## Start PROVIDED TEXT
If the admins won't take the necessary actions, forum will die a slow death.


----------



## asingh (Oct 26, 2011)

coolpcguy said:


> Unfortunately that matter is out of my hands



Start 10x moderation. Spam is a pain for forums.


----------



## dashing.sujay (Oct 26, 2011)

^^10x moderation?


----------



## coolpcguy (Oct 26, 2011)

asingh said:


> Start 10x moderation. Spam is a pain for forums.



oh we're pretty quick & swift with the moderation, esp when it comes to spam. It's irritating, that's about it


----------



## asingh (Oct 26, 2011)

dashing.sujay said:


> ^^10x moderation?



First 10 posts have to be approved/moderated. You trap the spammers really quick like this. Also ideally image linking should also be not permitted for first 10 posts.

QBQ = Quality before Quantity.
## End PROVIDED TEXT
SHORT PROBLEM: Copy the forum thread on spam moderation between "First 10 posts have" and "Quality before Quantity.", inclusive.
## Start INFORMATION SUPPLIED
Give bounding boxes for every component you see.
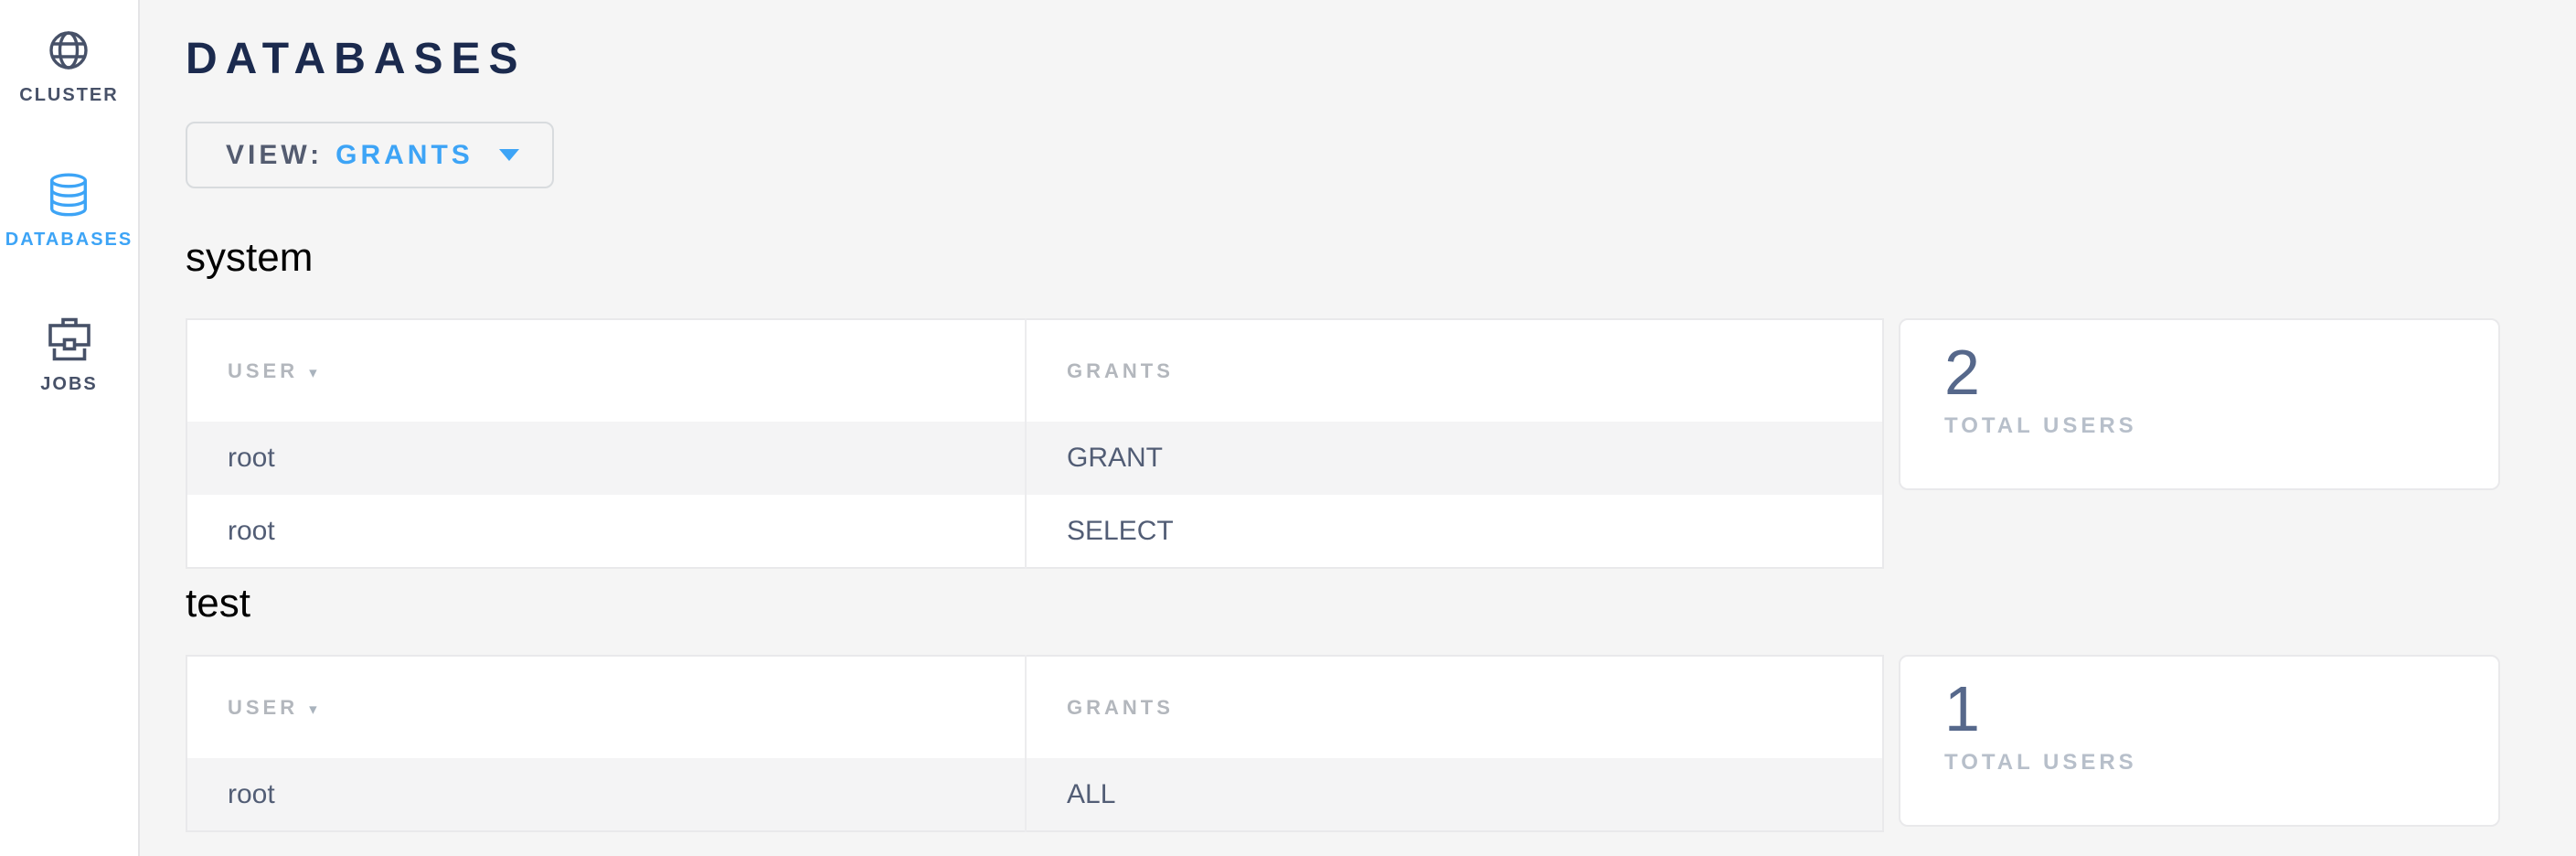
## End INFORMATION SUPPLIED
RESULT OF THE EXERCISE:
First 10 posts have to be approved/moderated. You trap the spammers really quick like this. Also ideally image linking should also be not permitted for first 10 posts.

QBQ = Quality before Quantity.